(Stored records)

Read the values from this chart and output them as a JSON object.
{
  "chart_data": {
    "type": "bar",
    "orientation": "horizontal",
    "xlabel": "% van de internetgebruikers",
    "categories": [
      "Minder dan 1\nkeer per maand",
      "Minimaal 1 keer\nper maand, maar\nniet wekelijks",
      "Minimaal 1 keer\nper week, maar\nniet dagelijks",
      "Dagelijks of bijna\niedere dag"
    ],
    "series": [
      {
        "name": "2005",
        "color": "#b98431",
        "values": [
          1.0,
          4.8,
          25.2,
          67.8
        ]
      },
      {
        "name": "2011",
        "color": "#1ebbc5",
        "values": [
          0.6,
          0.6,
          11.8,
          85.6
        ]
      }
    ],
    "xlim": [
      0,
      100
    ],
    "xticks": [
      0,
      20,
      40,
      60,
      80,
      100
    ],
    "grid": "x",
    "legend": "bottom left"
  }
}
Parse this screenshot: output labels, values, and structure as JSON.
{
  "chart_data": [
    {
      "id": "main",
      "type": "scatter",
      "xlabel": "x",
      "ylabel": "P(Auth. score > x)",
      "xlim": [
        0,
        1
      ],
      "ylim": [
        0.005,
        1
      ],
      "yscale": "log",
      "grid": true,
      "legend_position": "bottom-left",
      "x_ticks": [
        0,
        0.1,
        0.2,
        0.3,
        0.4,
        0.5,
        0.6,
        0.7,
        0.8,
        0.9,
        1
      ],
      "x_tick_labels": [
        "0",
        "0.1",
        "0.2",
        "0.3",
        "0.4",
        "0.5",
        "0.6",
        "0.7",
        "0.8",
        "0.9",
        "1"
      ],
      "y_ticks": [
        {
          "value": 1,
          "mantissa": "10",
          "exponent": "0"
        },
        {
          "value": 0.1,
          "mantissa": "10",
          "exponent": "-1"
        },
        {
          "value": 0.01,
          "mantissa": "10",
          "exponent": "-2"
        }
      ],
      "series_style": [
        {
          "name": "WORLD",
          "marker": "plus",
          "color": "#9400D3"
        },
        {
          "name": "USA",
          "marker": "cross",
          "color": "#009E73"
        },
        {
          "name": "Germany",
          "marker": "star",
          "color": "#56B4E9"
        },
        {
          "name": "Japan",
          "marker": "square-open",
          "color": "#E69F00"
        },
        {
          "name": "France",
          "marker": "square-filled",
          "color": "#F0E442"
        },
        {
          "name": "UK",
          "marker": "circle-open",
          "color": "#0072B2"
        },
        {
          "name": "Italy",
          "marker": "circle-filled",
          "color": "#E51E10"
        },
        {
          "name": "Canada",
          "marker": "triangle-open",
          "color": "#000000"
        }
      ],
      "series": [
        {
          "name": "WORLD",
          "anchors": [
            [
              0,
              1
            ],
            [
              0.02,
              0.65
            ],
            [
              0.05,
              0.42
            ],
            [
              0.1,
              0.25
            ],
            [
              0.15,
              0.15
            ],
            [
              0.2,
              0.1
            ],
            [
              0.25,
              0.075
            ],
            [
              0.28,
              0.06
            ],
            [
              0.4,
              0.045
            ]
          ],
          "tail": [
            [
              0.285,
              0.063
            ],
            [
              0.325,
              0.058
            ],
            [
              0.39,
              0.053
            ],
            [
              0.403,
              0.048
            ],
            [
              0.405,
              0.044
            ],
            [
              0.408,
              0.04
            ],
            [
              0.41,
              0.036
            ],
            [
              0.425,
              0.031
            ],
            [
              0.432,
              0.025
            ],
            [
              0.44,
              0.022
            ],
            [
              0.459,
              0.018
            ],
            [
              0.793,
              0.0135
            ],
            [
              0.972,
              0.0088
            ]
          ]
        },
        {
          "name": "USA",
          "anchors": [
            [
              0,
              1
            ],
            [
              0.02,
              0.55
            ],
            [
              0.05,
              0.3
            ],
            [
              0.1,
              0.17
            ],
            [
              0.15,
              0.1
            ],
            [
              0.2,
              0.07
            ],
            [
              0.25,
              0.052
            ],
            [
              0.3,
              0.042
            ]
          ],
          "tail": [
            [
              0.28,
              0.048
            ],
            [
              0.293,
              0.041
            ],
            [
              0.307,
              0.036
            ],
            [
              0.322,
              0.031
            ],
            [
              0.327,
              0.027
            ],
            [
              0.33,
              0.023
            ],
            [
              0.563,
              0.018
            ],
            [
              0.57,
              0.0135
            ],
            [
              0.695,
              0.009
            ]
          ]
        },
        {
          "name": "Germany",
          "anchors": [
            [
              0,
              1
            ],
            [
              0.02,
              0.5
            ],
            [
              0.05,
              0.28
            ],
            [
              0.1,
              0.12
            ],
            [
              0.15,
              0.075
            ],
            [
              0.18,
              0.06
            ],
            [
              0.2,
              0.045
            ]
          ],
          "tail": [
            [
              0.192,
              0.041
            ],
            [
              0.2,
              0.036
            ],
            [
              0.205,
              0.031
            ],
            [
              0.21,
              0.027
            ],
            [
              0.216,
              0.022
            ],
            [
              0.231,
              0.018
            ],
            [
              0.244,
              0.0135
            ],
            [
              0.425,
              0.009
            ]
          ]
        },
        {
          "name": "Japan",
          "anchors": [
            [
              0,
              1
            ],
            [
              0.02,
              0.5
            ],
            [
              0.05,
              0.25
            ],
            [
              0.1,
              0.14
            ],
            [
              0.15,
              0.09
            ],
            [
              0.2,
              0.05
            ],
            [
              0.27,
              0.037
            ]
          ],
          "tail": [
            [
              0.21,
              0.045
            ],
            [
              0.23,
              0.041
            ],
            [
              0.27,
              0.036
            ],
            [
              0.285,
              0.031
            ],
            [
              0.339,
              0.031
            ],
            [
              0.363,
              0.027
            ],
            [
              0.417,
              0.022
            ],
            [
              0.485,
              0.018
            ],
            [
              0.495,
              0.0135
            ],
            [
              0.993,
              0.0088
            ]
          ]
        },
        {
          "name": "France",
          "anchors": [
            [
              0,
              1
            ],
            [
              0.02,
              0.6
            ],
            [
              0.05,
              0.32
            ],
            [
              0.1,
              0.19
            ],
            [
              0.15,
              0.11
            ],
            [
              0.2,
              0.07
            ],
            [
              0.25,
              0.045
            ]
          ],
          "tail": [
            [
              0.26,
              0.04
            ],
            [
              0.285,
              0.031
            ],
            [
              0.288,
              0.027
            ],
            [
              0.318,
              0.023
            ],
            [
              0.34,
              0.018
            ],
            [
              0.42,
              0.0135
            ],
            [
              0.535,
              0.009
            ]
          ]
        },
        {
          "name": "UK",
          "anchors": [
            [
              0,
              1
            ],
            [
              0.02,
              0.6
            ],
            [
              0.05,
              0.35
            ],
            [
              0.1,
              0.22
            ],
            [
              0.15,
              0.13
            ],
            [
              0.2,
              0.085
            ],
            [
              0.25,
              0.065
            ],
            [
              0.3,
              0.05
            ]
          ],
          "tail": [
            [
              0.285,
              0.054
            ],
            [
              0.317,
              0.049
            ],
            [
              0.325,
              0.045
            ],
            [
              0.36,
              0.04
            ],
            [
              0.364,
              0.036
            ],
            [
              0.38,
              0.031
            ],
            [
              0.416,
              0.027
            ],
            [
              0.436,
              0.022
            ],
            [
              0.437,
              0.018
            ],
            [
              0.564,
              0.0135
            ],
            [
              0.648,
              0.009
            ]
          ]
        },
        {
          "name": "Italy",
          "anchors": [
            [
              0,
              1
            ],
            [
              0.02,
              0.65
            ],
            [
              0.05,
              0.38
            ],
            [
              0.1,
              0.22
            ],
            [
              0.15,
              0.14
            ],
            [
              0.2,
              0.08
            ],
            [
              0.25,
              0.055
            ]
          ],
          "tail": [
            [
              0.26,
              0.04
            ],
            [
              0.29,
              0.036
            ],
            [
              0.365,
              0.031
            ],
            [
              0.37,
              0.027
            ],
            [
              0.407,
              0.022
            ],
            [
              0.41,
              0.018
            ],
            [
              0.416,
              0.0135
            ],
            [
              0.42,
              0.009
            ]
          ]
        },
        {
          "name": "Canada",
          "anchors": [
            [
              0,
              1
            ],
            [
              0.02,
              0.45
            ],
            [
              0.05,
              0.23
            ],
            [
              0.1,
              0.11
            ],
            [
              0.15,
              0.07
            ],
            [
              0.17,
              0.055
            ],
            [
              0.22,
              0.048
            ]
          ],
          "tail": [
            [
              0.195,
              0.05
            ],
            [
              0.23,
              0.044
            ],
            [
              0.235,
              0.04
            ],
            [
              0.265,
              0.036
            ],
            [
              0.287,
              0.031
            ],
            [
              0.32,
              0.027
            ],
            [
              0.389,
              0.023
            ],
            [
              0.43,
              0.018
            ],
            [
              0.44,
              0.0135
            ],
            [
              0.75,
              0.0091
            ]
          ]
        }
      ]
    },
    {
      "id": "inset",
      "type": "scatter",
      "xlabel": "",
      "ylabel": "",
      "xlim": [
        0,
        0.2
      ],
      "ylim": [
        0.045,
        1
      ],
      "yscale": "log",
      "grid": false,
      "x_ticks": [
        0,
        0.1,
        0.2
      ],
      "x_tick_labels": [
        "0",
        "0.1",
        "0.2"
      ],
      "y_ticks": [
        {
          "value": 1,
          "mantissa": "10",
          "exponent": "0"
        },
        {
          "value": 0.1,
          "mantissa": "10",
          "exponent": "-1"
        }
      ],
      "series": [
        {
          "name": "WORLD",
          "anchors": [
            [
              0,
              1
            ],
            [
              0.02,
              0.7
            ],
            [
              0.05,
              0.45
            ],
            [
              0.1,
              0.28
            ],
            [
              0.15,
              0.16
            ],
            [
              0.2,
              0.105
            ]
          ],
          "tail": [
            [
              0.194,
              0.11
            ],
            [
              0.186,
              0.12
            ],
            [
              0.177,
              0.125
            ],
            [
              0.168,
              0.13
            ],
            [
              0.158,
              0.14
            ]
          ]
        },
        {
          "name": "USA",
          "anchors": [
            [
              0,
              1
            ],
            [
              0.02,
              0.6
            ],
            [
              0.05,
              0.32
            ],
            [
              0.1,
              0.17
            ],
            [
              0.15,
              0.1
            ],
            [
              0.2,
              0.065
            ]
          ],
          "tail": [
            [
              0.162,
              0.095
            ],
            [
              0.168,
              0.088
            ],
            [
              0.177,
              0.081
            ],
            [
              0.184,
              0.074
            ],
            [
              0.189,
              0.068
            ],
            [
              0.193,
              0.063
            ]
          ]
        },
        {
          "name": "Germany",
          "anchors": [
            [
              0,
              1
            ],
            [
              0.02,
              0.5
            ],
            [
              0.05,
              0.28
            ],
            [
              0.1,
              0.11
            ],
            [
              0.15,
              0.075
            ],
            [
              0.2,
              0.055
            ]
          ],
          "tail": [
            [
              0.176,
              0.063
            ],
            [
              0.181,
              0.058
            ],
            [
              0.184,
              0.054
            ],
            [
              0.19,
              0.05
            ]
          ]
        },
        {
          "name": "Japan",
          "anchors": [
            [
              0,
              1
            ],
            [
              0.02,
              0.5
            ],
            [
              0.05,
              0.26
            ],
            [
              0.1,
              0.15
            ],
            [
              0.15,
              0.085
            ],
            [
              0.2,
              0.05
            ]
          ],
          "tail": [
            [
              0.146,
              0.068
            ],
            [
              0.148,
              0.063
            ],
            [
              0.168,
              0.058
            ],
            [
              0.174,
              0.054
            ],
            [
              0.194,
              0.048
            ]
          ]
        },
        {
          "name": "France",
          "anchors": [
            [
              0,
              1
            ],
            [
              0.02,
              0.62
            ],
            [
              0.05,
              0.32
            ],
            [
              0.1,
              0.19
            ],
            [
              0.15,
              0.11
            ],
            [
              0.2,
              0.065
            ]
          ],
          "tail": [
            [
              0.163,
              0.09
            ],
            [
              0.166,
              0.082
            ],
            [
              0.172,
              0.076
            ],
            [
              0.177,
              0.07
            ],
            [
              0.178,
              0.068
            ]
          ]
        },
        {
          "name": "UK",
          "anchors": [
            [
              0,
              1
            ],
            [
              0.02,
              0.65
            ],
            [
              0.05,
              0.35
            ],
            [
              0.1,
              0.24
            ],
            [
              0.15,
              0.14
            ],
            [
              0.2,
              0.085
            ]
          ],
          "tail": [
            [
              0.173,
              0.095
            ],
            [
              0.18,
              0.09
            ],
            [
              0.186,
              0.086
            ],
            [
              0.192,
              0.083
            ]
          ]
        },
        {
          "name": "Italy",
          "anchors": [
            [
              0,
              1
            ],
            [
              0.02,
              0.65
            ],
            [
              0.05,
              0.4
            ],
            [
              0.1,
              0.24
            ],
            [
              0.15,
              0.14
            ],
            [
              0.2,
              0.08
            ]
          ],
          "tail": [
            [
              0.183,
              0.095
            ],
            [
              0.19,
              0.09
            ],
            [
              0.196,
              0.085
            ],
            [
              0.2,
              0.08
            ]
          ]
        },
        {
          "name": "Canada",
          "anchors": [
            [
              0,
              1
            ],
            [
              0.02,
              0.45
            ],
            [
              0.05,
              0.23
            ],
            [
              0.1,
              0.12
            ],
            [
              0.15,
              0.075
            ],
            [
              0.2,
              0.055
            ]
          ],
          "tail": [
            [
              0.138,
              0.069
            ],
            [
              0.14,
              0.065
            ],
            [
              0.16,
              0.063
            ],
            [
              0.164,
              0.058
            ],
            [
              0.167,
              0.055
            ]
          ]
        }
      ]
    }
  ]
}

• [REQUIRED TASK]
Each line that holds the word "JSON" is to be copied.

• [EXERCISE RESPONSE]
Read the values from this chart and output them as a JSON object.
Parse this screenshot: output labels, values, and structure as JSON.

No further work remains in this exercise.